- [DATA UNDER STUDY]
== Segment start ==

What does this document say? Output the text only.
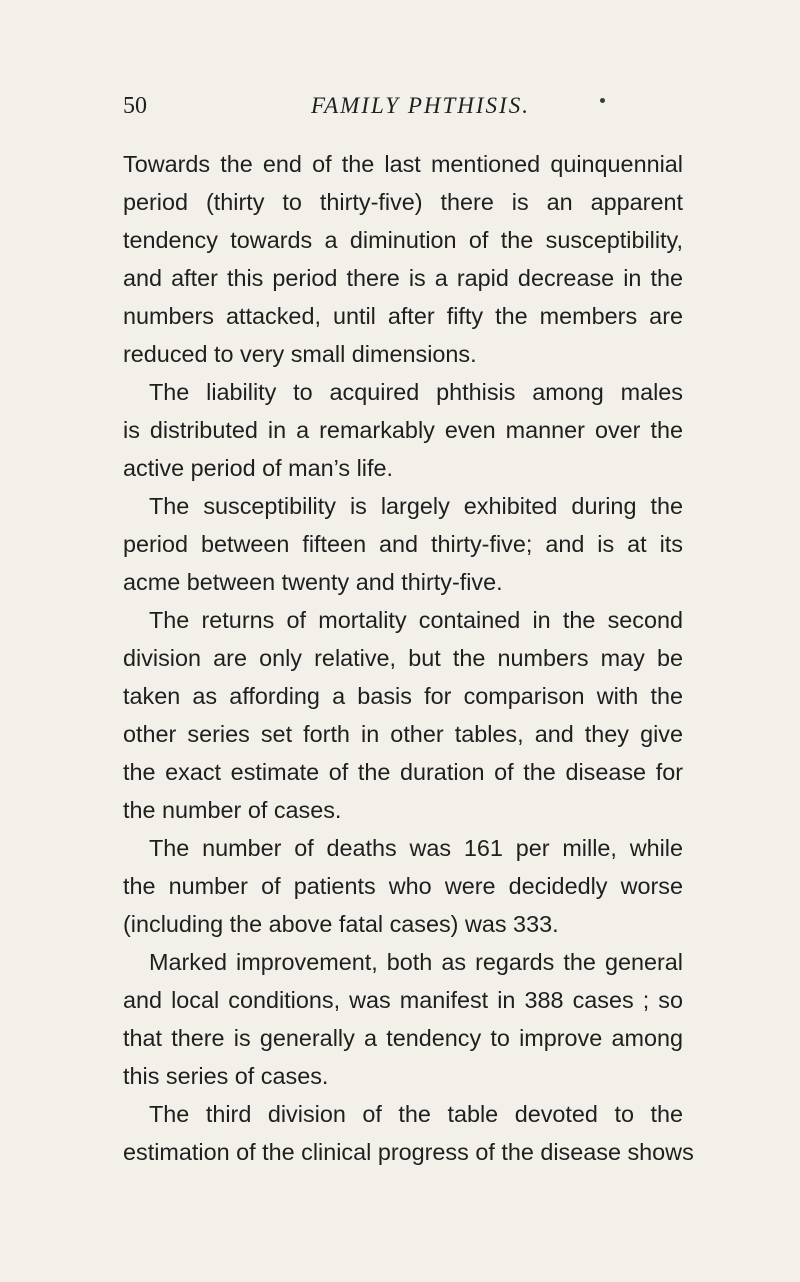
50	FAMILY PHTHISIS.
Towards the end of the last mentioned quinquennial
period (thirty to thirty-five) there is an apparent
tendency towards a diminution of the susceptibility,
and after this period there is a rapid decrease in the
numbers attacked, until after fifty the members are
reduced to very small dimensions.
The liability to acquired phthisis among males
is distributed in a remarkably even manner over the
active period of man’s life.
The susceptibility is largely exhibited during the
period between fifteen and thirty-five; and is at its
acme between twenty and thirty-five.
The returns of mortality contained in the second
division are only relative, but the numbers may be
taken as affording a basis for comparison with the
other series set forth in other tables, and they give
the exact estimate of the duration of the disease for
the number of cases.
The number of deaths was 161 per mille, while
the number of patients who were decidedly worse
(including the above fatal cases) was 333.
Marked improvement, both as regards the general
and local conditions, was manifest in 388 cases ; so
that there is generally a tendency to improve among
this series of cases.
The third division of the table devoted to the
estimation of the clinical progress of the disease shows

== Segment end ==

- [EXERCISE]
Produce the entries again, word for word, without any of their pictures.

- [YOUR RESPONSE]
What does this document say? Output the text only.
50	FAMILY PHTHISIS.
Towards the end of the last mentioned quinquennial
period (thirty to thirty-five) there is an apparent
tendency towards a diminution of the susceptibility,
and after this period there is a rapid decrease in the
numbers attacked, until after fifty the members are
reduced to very small dimensions.
The liability to acquired phthisis among males
is distributed in a remarkably even manner over the
active period of man’s life.
The susceptibility is largely exhibited during the
period between fifteen and thirty-five; and is at its
acme between twenty and thirty-five.
The returns of mortality contained in the second
division are only relative, but the numbers may be
taken as affording a basis for comparison with the
other series set forth in other tables, and they give
the exact estimate of the duration of the disease for
the number of cases.
The number of deaths was 161 per mille, while
the number of patients who were decidedly worse
(including the above fatal cases) was 333.
Marked improvement, both as regards the general
and local conditions, was manifest in 388 cases ; so
that there is generally a tendency to improve among
this series of cases.
The third division of the table devoted to the
estimation of the clinical progress of the disease shows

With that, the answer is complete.